Referring to FIGS. 7-9 and others, an end portion of the first
chain may be connected with a first rear support 16 extending
upward from the bottom of the frame 11. From the first rear support
16, the first chain extends in a forward direction, engaging teeth
on the first drive sprocket 124. From the first drive sprocket 124,
the first chain may extend to an opposing end portion connected
with an end portion of the first spring 144. In turn, an opposing
end portion of the first spring 144 may be connected with a first
front support 18 extending upward from the bottom of the frame 11.
As discussed below, the first treadle 20 may be adapted to engage
the first chain to rotate the first sprocket 124 in the drive
direction as the first treadle 20 pivots downward. The first spring
144 stretches as the first treadle 20 pivots downward, allowing the
first chain 154 to move and rotate first sprocket 124 in the drive
direction. As the first treadle 20 pivots upward, the first spring
144 may contract and pull the first chain 154 along first sprocket
124, rotating the first sprocket 124 in the free wheel
direction.
[0048] The second chain 156 and spring 146 may be arranged
similarly as the first chain 154 and spring 144. As shown in FIGS.

◆ **REQUIREMENTS**:
1. In the treadle drive passage, what does the first spring 144 do as the first treadle 20 pivots upward?
2. Pick up the treadle drive passage where it stops and continue it.
The records have no connection to the treadle drive passage.

◆ **RECORDS PROVIDED**:
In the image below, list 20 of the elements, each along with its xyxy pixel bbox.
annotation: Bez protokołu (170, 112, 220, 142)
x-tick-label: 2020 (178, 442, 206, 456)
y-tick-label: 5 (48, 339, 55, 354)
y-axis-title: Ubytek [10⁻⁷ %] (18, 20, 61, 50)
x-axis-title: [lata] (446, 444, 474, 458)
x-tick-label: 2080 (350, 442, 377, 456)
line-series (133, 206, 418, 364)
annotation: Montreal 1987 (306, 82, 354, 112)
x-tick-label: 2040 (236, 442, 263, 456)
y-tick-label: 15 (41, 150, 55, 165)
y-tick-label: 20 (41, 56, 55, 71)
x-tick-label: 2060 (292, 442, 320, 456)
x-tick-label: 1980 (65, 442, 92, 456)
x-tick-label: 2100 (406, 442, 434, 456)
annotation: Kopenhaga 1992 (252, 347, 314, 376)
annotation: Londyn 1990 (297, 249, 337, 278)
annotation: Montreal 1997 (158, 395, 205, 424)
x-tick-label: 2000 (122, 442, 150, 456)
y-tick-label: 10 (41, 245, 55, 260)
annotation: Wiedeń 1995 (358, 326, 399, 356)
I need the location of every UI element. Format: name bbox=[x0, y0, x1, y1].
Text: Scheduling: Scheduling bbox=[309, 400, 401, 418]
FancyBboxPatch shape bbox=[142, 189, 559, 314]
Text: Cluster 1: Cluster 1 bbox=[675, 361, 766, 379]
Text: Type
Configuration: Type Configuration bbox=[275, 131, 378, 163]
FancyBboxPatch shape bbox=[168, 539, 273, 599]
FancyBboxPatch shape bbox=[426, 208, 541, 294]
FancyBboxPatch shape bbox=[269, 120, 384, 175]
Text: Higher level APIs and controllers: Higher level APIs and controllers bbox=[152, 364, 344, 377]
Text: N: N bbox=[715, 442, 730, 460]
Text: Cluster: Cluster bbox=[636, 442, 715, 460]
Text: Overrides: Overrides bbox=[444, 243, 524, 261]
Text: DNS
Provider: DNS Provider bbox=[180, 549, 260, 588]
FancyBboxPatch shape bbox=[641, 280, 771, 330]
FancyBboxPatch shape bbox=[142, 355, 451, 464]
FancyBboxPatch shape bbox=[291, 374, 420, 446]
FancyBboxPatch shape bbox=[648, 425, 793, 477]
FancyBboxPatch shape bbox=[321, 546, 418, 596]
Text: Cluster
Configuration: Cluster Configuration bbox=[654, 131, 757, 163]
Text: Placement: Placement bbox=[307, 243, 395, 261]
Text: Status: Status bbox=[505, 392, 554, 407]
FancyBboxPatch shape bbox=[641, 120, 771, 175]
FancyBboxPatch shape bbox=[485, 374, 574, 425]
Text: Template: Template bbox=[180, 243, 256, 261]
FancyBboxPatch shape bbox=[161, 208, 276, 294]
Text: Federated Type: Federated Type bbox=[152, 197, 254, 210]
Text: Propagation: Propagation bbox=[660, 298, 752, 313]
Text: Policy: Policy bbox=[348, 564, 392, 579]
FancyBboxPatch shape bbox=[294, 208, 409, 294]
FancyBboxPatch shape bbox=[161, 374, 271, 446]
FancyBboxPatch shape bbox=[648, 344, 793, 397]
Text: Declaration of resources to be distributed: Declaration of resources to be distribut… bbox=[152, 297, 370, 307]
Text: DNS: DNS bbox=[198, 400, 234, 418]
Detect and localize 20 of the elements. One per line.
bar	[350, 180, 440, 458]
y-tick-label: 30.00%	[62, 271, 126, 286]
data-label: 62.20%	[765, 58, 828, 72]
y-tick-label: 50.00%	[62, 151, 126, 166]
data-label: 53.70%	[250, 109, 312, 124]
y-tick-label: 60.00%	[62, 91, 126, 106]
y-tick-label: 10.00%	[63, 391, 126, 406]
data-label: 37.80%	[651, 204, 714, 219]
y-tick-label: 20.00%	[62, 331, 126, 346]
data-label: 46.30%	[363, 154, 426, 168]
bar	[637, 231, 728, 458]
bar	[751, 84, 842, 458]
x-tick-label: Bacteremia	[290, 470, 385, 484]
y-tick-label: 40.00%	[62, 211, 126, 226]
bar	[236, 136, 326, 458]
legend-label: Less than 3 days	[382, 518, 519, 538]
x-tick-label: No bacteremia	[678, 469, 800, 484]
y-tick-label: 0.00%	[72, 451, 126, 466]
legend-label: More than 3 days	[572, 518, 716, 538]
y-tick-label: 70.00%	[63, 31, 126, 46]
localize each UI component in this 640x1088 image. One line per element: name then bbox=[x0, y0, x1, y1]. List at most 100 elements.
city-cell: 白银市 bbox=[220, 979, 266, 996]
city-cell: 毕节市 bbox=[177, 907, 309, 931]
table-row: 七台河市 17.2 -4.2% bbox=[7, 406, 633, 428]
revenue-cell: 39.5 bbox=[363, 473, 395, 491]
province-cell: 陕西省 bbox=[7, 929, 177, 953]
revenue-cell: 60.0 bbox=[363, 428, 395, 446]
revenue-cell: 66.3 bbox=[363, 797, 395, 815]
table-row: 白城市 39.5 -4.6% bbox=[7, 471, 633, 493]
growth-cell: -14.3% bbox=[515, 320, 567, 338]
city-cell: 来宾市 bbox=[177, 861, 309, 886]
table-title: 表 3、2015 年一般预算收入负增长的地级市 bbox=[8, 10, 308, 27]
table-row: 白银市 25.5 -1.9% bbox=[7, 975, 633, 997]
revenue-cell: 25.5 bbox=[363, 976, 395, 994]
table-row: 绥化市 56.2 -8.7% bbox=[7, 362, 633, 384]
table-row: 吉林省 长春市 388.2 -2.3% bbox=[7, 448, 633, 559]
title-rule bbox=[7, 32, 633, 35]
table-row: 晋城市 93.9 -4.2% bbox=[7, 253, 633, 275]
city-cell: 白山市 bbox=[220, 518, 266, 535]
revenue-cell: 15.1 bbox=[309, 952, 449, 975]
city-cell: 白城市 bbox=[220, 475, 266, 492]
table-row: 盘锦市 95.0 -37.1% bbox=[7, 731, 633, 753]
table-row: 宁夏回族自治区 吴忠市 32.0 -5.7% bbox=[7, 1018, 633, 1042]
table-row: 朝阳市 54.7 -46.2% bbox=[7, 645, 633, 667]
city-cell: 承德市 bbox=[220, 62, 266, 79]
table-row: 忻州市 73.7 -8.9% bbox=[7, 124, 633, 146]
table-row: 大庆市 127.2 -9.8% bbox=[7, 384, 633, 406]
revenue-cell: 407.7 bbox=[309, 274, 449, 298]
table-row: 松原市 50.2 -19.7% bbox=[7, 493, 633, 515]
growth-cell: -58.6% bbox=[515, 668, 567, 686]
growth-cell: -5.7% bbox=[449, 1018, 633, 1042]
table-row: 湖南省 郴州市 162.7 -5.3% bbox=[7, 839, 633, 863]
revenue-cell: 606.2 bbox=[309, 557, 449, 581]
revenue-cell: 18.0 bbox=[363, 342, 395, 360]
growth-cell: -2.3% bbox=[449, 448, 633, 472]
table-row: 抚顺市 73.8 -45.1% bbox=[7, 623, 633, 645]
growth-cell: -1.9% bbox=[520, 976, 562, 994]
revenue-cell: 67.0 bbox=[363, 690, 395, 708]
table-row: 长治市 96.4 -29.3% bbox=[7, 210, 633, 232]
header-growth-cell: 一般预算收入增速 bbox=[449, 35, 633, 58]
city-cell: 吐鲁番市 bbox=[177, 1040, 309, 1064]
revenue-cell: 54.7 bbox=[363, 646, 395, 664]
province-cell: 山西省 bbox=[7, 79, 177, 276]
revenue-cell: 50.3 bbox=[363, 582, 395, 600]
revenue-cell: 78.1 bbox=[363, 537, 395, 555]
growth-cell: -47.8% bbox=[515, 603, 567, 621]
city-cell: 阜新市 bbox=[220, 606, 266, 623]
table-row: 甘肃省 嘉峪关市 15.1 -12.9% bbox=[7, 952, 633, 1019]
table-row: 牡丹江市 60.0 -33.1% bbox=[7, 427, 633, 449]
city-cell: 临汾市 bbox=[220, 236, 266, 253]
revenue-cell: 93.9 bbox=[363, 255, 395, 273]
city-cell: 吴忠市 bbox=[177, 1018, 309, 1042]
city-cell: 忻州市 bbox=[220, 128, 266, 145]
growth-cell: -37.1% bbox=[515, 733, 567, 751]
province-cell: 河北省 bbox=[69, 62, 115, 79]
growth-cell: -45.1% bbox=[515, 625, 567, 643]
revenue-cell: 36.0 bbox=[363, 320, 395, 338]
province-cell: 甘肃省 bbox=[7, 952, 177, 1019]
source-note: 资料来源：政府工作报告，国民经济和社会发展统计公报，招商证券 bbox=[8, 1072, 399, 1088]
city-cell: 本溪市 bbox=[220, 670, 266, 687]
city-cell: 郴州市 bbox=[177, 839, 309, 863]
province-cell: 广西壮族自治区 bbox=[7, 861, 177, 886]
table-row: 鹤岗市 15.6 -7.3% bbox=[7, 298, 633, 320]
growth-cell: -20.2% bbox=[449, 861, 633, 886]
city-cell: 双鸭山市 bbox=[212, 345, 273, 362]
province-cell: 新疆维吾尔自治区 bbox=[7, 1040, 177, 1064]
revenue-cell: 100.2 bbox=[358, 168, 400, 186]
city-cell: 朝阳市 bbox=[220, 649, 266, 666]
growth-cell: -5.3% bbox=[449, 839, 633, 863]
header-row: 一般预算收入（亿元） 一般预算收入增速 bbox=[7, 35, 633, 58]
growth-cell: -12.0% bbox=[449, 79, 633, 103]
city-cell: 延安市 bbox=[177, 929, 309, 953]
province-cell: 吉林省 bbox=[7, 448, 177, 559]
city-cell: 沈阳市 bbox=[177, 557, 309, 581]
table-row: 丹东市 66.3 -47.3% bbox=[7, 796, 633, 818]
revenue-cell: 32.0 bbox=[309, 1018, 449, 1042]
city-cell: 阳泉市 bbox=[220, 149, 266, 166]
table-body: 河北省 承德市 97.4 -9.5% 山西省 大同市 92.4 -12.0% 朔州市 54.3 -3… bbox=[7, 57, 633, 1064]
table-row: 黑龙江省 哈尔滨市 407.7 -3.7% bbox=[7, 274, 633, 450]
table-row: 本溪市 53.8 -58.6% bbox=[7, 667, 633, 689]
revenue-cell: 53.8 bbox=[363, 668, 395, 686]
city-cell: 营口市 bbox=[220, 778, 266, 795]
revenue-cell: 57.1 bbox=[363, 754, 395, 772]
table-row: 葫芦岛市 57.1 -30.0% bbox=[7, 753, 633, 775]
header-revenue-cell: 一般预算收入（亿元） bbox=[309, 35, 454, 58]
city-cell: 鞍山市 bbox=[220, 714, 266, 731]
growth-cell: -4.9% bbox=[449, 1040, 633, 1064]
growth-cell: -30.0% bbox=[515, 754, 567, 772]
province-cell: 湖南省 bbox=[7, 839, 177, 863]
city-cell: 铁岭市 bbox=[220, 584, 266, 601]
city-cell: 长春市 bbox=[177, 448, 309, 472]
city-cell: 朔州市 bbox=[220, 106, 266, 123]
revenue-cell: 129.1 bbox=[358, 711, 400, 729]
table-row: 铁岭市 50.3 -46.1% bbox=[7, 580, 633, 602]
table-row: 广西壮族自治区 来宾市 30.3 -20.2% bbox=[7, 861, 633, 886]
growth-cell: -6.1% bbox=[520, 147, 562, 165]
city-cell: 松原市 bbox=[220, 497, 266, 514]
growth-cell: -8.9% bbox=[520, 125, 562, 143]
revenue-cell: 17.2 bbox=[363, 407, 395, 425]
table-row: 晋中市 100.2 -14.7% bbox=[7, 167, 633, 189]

◆ **ANSWER SET**:
1. It may contract and pull the first chain 154 along the first sprocket 124, rotating the sprocket in the free wheel direction.

2.
10-12 and others, an end portion of the second chain 156 may be
connected with a second rear support 17 extending upward from the
bottom of the frame 11. From the second rear support 17, the second
chain 156 extends in a forward direction, engaging teeth on the
second drive sprocket 126. From the second drive sprocket 126, the
second chain 156 may extend to an opposing end portion connected
with an end portion of the second spring 146. In turn, an opposing
end portion of the second spring 146 may be connected with a second
front support 19 extending upward from the bottom of the frame 11.
As discussed below, the second treadle 30 may be adapted to engage
the second chain 156 to rotate the second sprocket 126 in the drive
direction as the second treadle 30 pivots downward. The second
spring 146 may stretch as the second treadle 30 pivots downward,
allowing the second chain 156 to move and rotate second sprocket
126 in the drive direction. As the second treadle 30 pivots upward,
the second spring 146 may contract and pull the chain 156 along
second sprocket 126, rotating the second sprocket 126 in the free
wheel direction. The first and second springs 144, 146 may also
maintain tension in the first and second chains 154, 156 to help
hold the chains 154, 156 in engagement with respective sprockets
124, 126.
[0049] As shown in FIGS. 7-12 and others, first and second treadle
sprockets 134, 136 may be rotatably connected with sprocket
brackets 130, 132 extending downward from the first and second
treadles 20, 30, respectively. The first and second treadle
sprockets 134, 136 may be positioned in engagement with the first
and second chains 154, 156, respectively. In particular, teeth on
the treadle sprockets 134, 136 may engage the chains 154, 156
between the rear supports 16, 17 and the drive sprockets 124, 126.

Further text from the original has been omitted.